▶ TASK:
Copy out each line in the material below that has the word "sách".

▶ RECORDED DATA:

· · · · ·

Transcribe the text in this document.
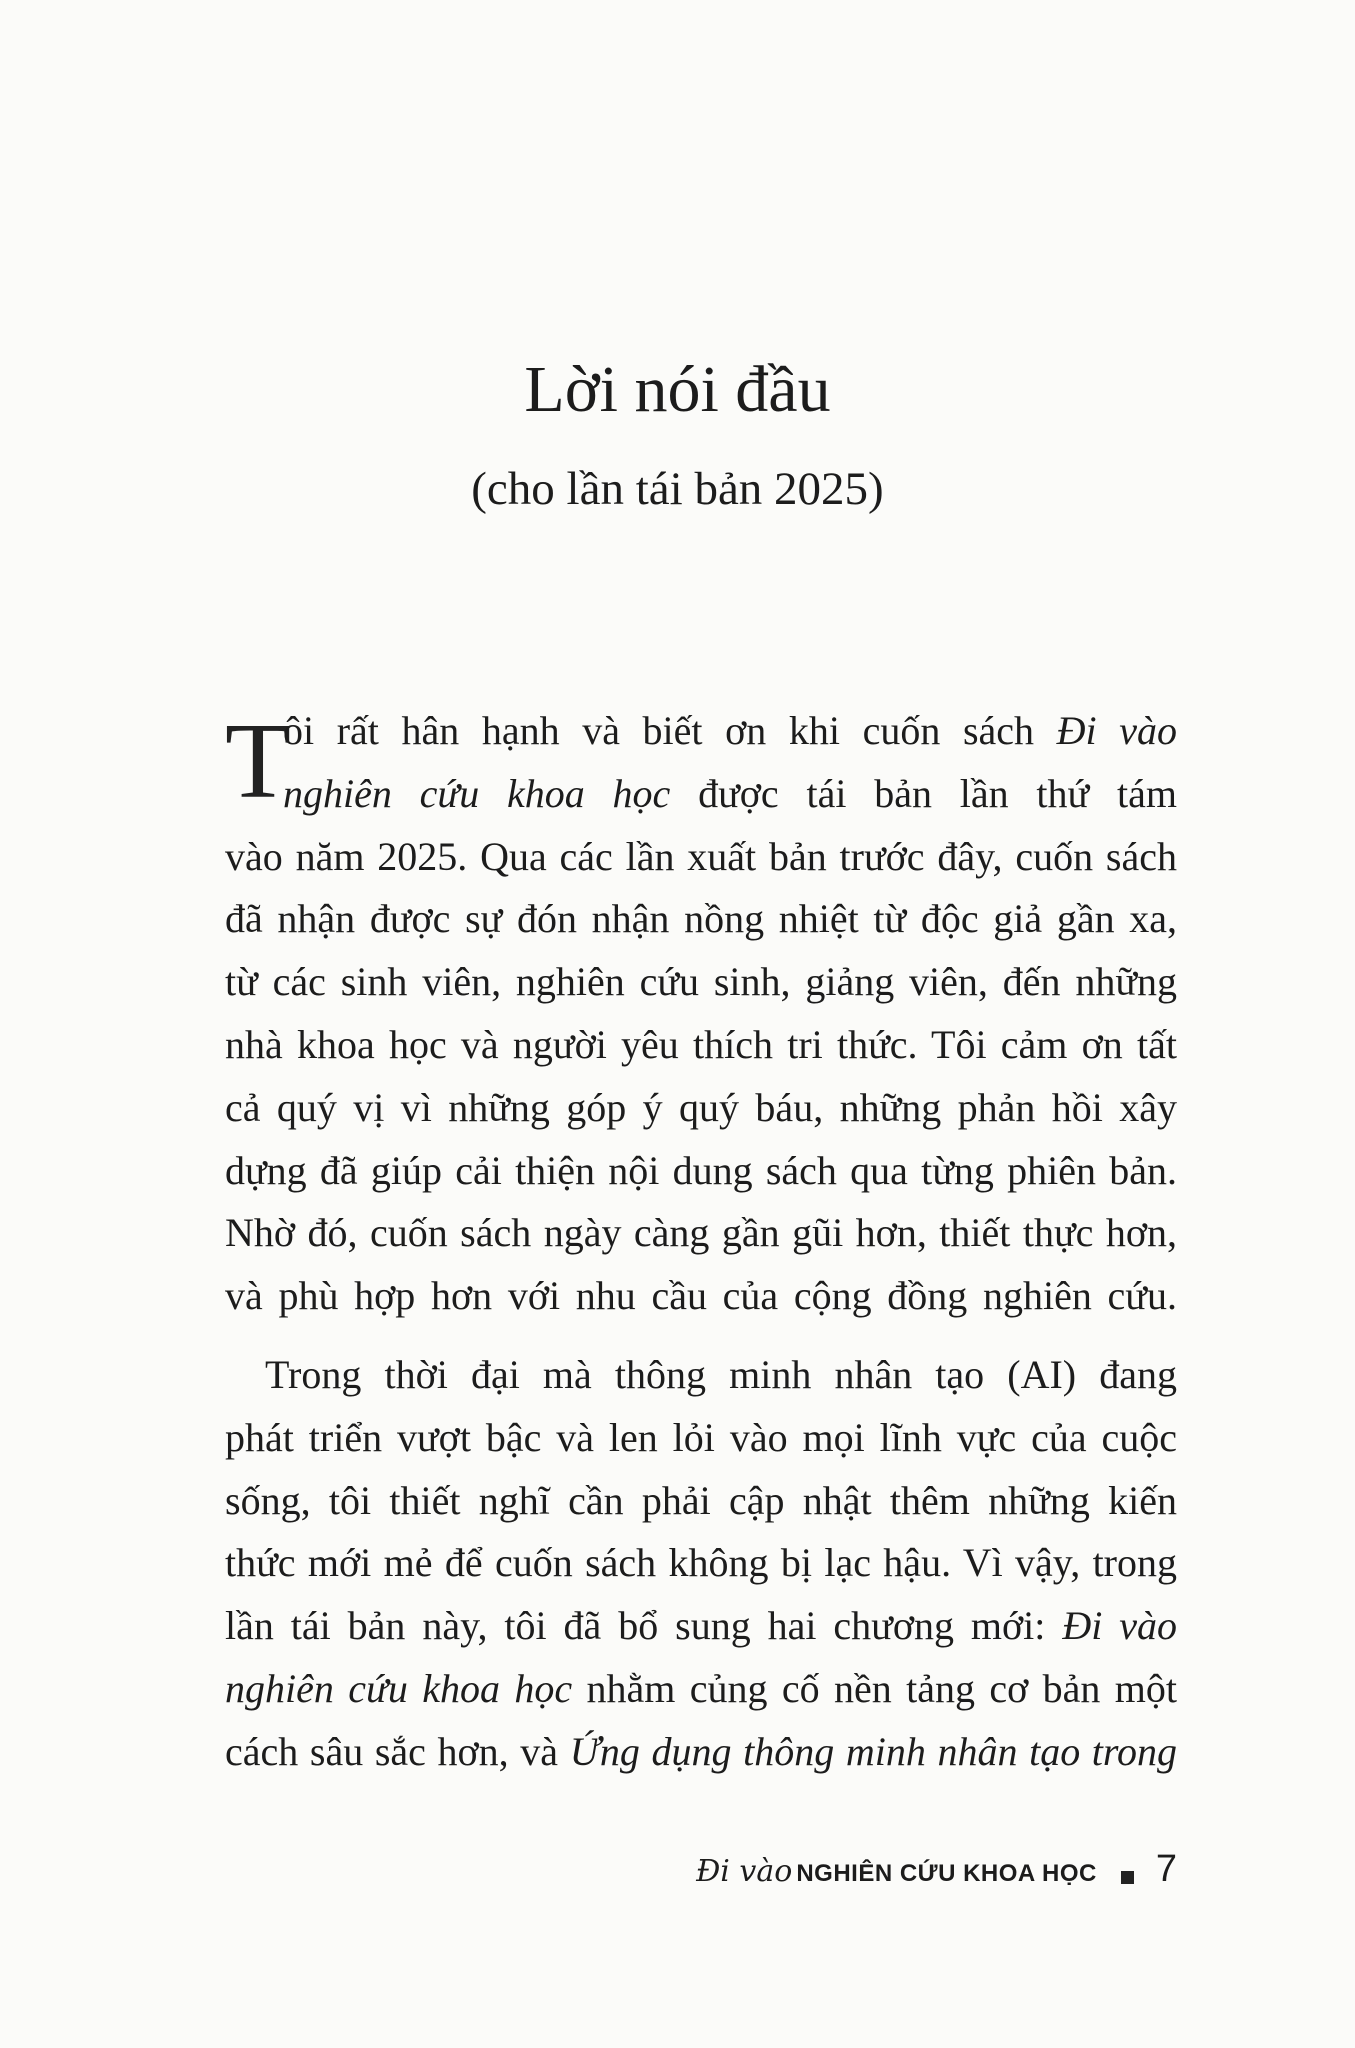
Lời nói đầu
(cho lần tái bản 2025)
T
ôi rất hân hạnh và biết ơn khi cuốn sách Đi vào
nghiên cứu khoa học được tái bản lần thứ tám
vào năm 2025. Qua các lần xuất bản trước đây, cuốn sách
đã nhận được sự đón nhận nồng nhiệt từ độc giả gần xa,
từ các sinh viên, nghiên cứu sinh, giảng viên, đến những
nhà khoa học và người yêu thích tri thức. Tôi cảm ơn tất
cả quý vị vì những góp ý quý báu, những phản hồi xây
dựng đã giúp cải thiện nội dung sách qua từng phiên bản.
Nhờ đó, cuốn sách ngày càng gần gũi hơn, thiết thực hơn,
và phù hợp hơn với nhu cầu của cộng đồng nghiên cứu.
 Trong thời đại mà thông minh nhân tạo (AI) đang
phát triển vượt bậc và len lỏi vào mọi lĩnh vực của cuộc
sống, tôi thiết nghĩ cần phải cập nhật thêm những kiến
thức mới mẻ để cuốn sách không bị lạc hậu. Vì vậy, trong
lần tái bản này, tôi đã bổ sung hai chương mới: Đi vào
nghiên cứu khoa học nhằm củng cố nền tảng cơ bản một
cách sâu sắc hơn, và Ứng dụng thông minh nhân tạo trong
Đi vào NGHIÊN CỨU KHOA HỌC 7
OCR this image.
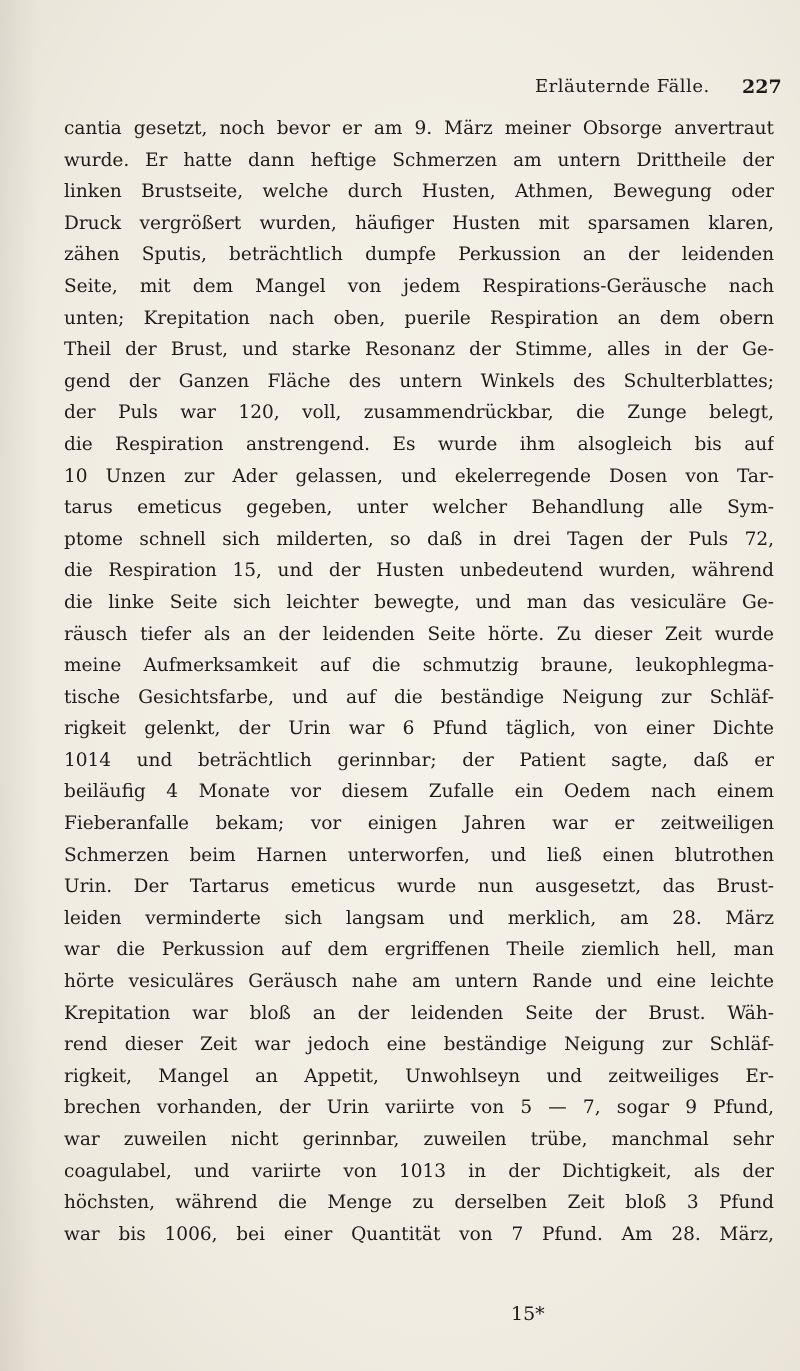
Erläuternde Fälle. 227
cantia gesetzt, noch bevor er am 9. März meiner Obsorge anvertraut
wurde. Er hatte dann heftige Schmerzen am untern Drittheile der
linken Brustseite, welche durch Husten, Athmen, Bewegung oder
Druck vergrößert wurden, häufiger Husten mit sparsamen klaren,
zähen Sputis, beträchtlich dumpfe Perkussion an der leidenden
Seite, mit dem Mangel von jedem Respirations-Geräusche nach
unten; Krepitation nach oben, puerile Respiration an dem obern
Theil der Brust, und starke Resonanz der Stimme, alles in der Ge-
gend der Ganzen Fläche des untern Winkels des Schulterblattes;
der Puls war 120, voll, zusammendrückbar, die Zunge belegt,
die Respiration anstrengend. Es wurde ihm alsogleich bis auf
10 Unzen zur Ader gelassen, und ekelerregende Dosen von Tar-
tarus emeticus gegeben, unter welcher Behandlung alle Sym-
ptome schnell sich milderten, so daß in drei Tagen der Puls 72,
die Respiration 15, und der Husten unbedeutend wurden, während
die linke Seite sich leichter bewegte, und man das vesiculäre Ge-
räusch tiefer als an der leidenden Seite hörte. Zu dieser Zeit wurde
meine Aufmerksamkeit auf die schmutzig braune, leukophlegma-
tische Gesichtsfarbe, und auf die beständige Neigung zur Schläf-
rigkeit gelenkt, der Urin war 6 Pfund täglich, von einer Dichte
1014 und beträchtlich gerinnbar; der Patient sagte, daß er
beiläufig 4 Monate vor diesem Zufalle ein Oedem nach einem
Fieberanfalle bekam; vor einigen Jahren war er zeitweiligen
Schmerzen beim Harnen unterworfen, und ließ einen blutrothen
Urin. Der Tartarus emeticus wurde nun ausgesetzt, das Brust-
leiden verminderte sich langsam und merklich, am 28. März
war die Perkussion auf dem ergriffenen Theile ziemlich hell, man
hörte vesiculäres Geräusch nahe am untern Rande und eine leichte
Krepitation war bloß an der leidenden Seite der Brust. Wäh-
rend dieser Zeit war jedoch eine beständige Neigung zur Schläf-
rigkeit, Mangel an Appetit, Unwohlseyn und zeitweiliges Er-
brechen vorhanden, der Urin variirte von 5 — 7, sogar 9 Pfund,
war zuweilen nicht gerinnbar, zuweilen trübe, manchmal sehr
coagulabel, und variirte von 1013 in der Dichtigkeit, als der
höchsten, während die Menge zu derselben Zeit bloß 3 Pfund
war bis 1006, bei einer Quantität von 7 Pfund. Am 28. März,
15*
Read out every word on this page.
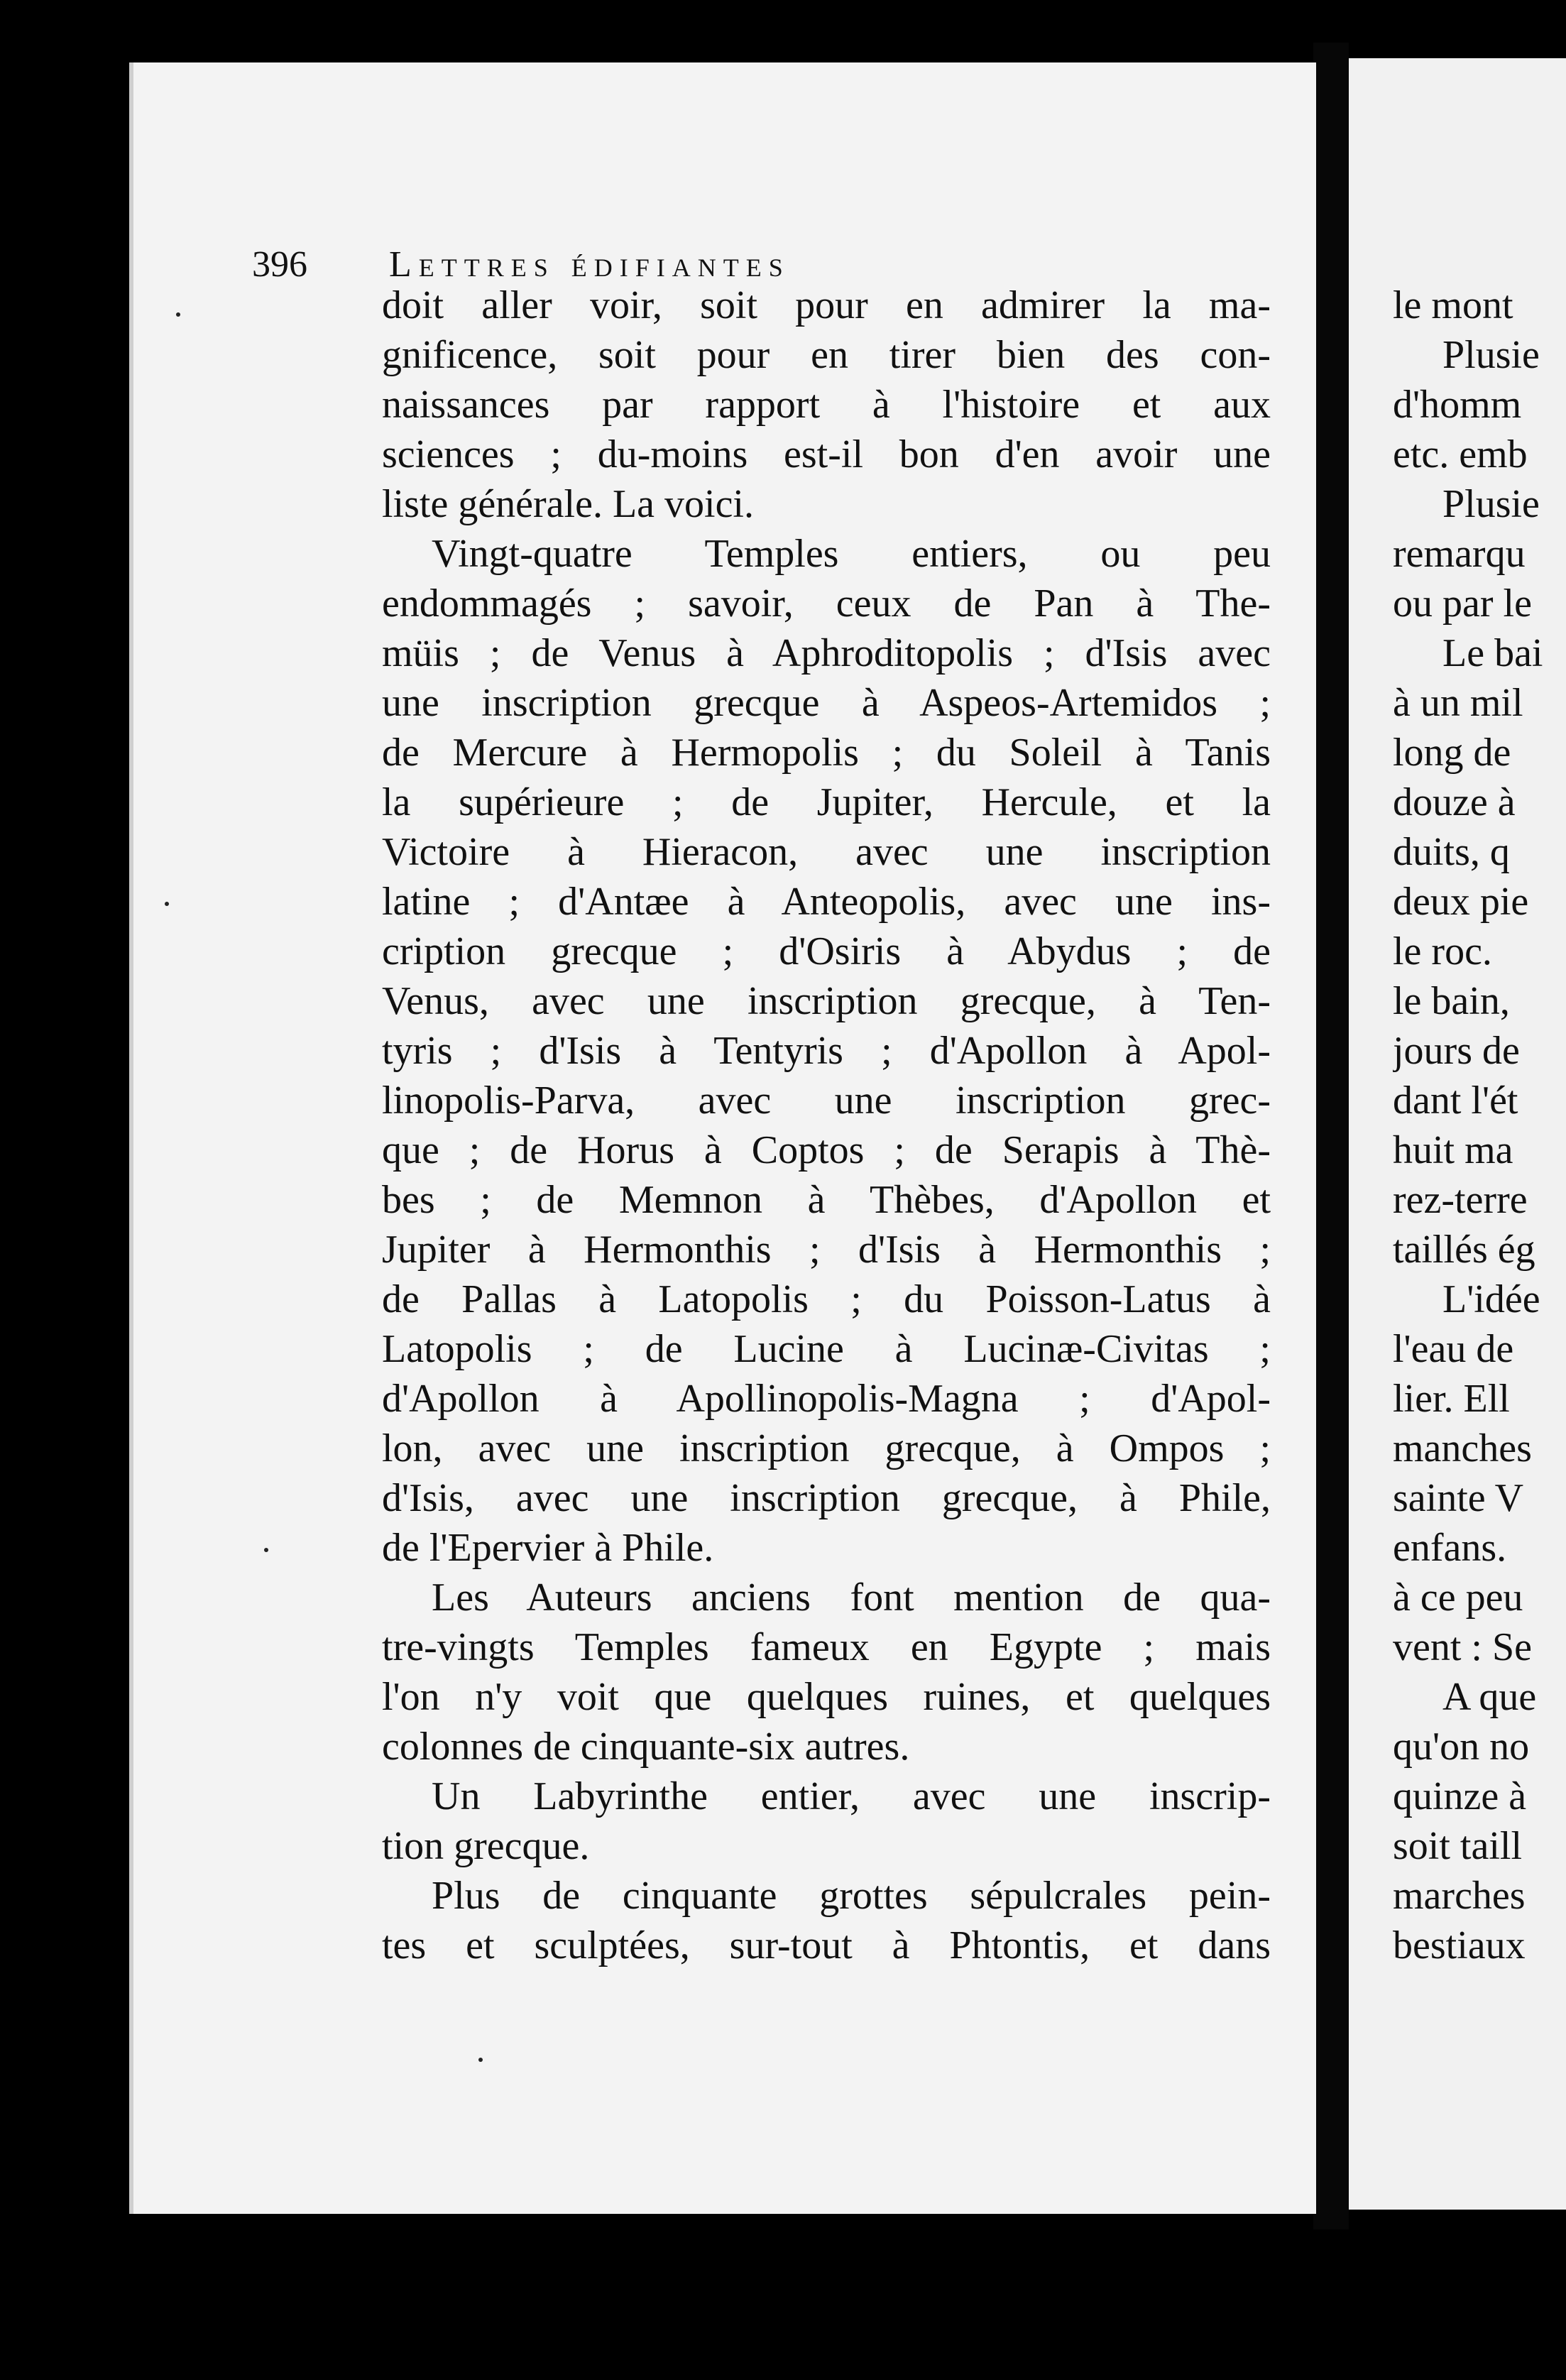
396 Lettres édifiantes
doit aller voir, soit pour en admirer la ma-
gnificence, soit pour en tirer bien des con-
naissances par rapport à l'histoire et aux
sciences ; du-moins est-il bon d'en avoir une
liste générale. La voici.
Vingt-quatre Temples entiers, ou peu
endommagés ; savoir, ceux de Pan à The-
müis ; de Venus à Aphroditopolis ; d'Isis avec
une inscription grecque à Aspeos-Artemidos ;
de Mercure à Hermopolis ; du Soleil à Tanis
la supérieure ; de Jupiter, Hercule, et la
Victoire à Hieracon, avec une inscription
latine ; d'Antæe à Anteopolis, avec une ins-
cription grecque ; d'Osiris à Abydus ; de
Venus, avec une inscription grecque, à Ten-
tyris ; d'Isis à Tentyris ; d'Apollon à Apol-
linopolis-Parva, avec une inscription grec-
que ; de Horus à Coptos ; de Serapis à Thè-
bes ; de Memnon à Thèbes, d'Apollon et
Jupiter à Hermonthis ; d'Isis à Hermonthis ;
de Pallas à Latopolis ; du Poisson-Latus à
Latopolis ; de Lucine à Lucinæ-Civitas ;
d'Apollon à Apollinopolis-Magna ; d'Apol-
lon, avec une inscription grecque, à Ompos ;
d'Isis, avec une inscription grecque, à Phile,
de l'Epervier à Phile.
Les Auteurs anciens font mention de qua-
tre-vingts Temples fameux en Egypte ; mais
l'on n'y voit que quelques ruines, et quelques
colonnes de cinquante-six autres.
Un Labyrinthe entier, avec une inscrip-
tion grecque.
Plus de cinquante grottes sépulcrales pein-
tes et sculptées, sur-tout à Phtontis, et dans
le mont
Plusie
d'homm
etc. emb
Plusie
remarqu
ou par le
Le bai
à un mil
long de
douze à
duits, q
deux pie
le roc.
le bain,
jours de
dant l'ét
huit ma
rez-terre
taillés ég
L'idée
l'eau de
lier. Ell
manches
sainte V
enfans.
à ce peu
vent : Se
A que
qu'on no
quinze à
soit taill
marches
bestiaux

· · · · ·

▶ TASK RESULT:
ôi rất hân hạnh và biết ơn khi cuốn sách Đi vào
vào năm 2025. Qua các lần xuất bản trước đây, cuốn sách
dựng đã giúp cải thiện nội dung sách qua từng phiên bản.
Nhờ đó, cuốn sách ngày càng gần gũi hơn, thiết thực hơn,
thức mới mẻ để cuốn sách không bị lạc hậu. Vì vậy, trong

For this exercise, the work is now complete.